Dataset rows:
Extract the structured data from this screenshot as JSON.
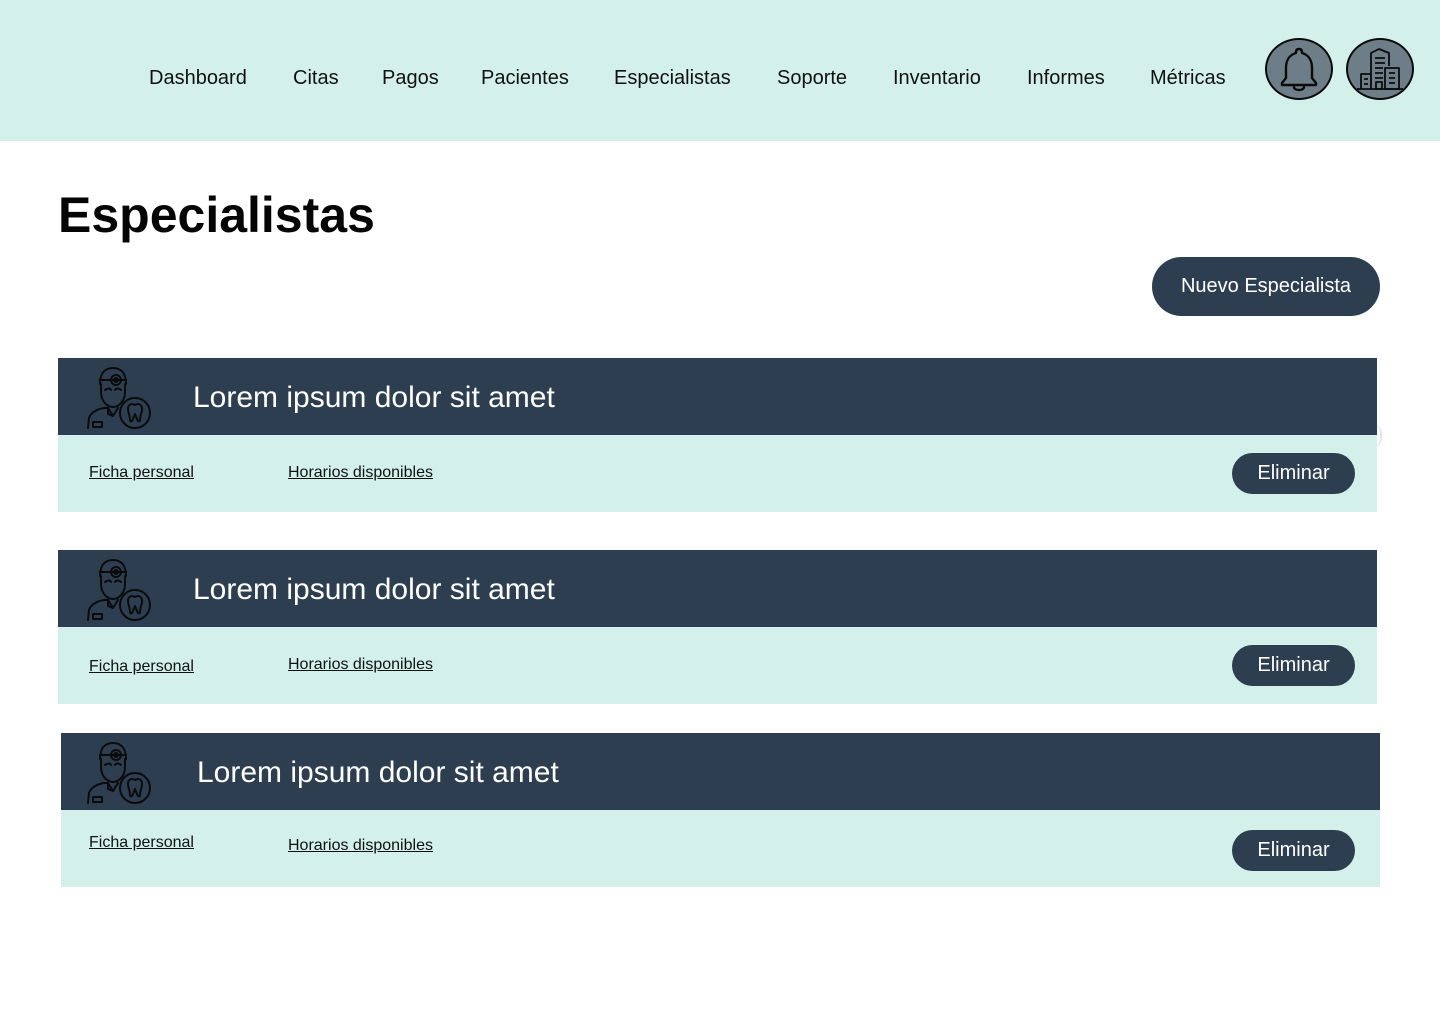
{
  "nav": {
    "items": [
      "Dashboard",
      "Citas",
      "Pagos",
      "Pacientes",
      "Especialistas",
      "Soporte",
      "Inventario",
      "Informes",
      "Métricas"
    ],
    "icons": {
      "notifications": "bell-icon",
      "organization": "buildings-icon"
    }
  },
  "page": {
    "title": "Especialistas",
    "new_button": "Nuevo Especialista"
  },
  "specialists": [
    {
      "name": "Lorem ipsum dolor sit amet",
      "link_profile": "Ficha personal",
      "link_schedule": "Horarios disponibles",
      "delete_label": "Eliminar",
      "icon": "dentist-doctor-icon"
    },
    {
      "name": "Lorem ipsum dolor sit amet",
      "link_profile": "Ficha personal",
      "link_schedule": "Horarios disponibles",
      "delete_label": "Eliminar",
      "icon": "dentist-doctor-icon"
    },
    {
      "name": "Lorem ipsum dolor sit amet",
      "link_profile": "Ficha personal",
      "link_schedule": "Horarios disponibles",
      "delete_label": "Eliminar",
      "icon": "dentist-doctor-icon"
    }
  ],
  "colors": {
    "header_bg": "#d3f1ea",
    "dark_accent": "#2e3e51",
    "icon_circle": "#6e7e88"
  }
}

TASK TO COMPLETE:
Each entry must be retyped word for word, with every image omitted.

OUTPUT:
Extract the structured data from this screenshot as JSON.
{
  "nav": {
    "items": [
      "Dashboard",
      "Citas",
      "Pagos",
      "Pacientes",
      "Especialistas",
      "Soporte",
      "Inventario",
      "Informes",
      "Métricas"
    ],
    "icons": {
      "notifications": "bell-icon",
      "organization": "buildings-icon"
    }
  },
  "page": {
    "title": "Especialistas",
    "new_button": "Nuevo Especialista"
  },
  "specialists": [
    {
      "name": "Lorem ipsum dolor sit amet",
      "link_profile": "Ficha personal",
      "link_schedule": "Horarios disponibles",
      "delete_label": "Eliminar",
      "icon": "dentist-doctor-icon"
    },
    {
      "name": "Lorem ipsum dolor sit amet",
      "link_profile": "Ficha personal",
      "link_schedule": "Horarios disponibles",
      "delete_label": "Eliminar",
      "icon": "dentist-doctor-icon"
    },
    {
      "name": "Lorem ipsum dolor sit amet",
      "link_profile": "Ficha personal",
      "link_schedule": "Horarios disponibles",
      "delete_label": "Eliminar",
      "icon": "dentist-doctor-icon"
    }
  ],
  "colors": {
    "header_bg": "#d3f1ea",
    "dark_accent": "#2e3e51",
    "icon_circle": "#6e7e88"
  }
}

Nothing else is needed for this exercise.